## TO BE DONE
From the entries below, copy out every line with "title" in it.

━━━━━ DATA SHOWN ━━━━━

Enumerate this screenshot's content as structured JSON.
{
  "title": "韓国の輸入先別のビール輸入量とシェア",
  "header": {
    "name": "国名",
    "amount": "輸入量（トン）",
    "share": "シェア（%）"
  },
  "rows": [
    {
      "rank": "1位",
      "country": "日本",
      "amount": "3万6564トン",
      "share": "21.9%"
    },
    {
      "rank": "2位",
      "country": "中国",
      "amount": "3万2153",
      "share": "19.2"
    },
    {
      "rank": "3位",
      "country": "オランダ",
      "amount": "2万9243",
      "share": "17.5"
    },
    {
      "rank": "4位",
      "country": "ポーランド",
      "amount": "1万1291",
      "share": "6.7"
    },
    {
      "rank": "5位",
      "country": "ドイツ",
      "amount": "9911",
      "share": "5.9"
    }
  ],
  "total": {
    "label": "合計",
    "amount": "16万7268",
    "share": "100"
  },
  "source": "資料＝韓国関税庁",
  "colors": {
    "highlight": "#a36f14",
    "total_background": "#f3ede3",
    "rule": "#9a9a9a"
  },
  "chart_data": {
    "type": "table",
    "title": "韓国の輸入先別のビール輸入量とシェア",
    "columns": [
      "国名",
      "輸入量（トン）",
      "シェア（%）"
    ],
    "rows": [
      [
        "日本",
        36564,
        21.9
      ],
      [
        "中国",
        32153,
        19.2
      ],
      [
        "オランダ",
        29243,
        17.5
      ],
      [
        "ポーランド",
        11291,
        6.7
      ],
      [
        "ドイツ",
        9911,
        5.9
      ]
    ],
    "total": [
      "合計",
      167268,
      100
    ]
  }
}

━━━━━

## SOLUTION
  "title": "韓国の輸入先別のビール輸入量とシェア",
    "title": "韓国の輸入先別のビール輸入量とシェア",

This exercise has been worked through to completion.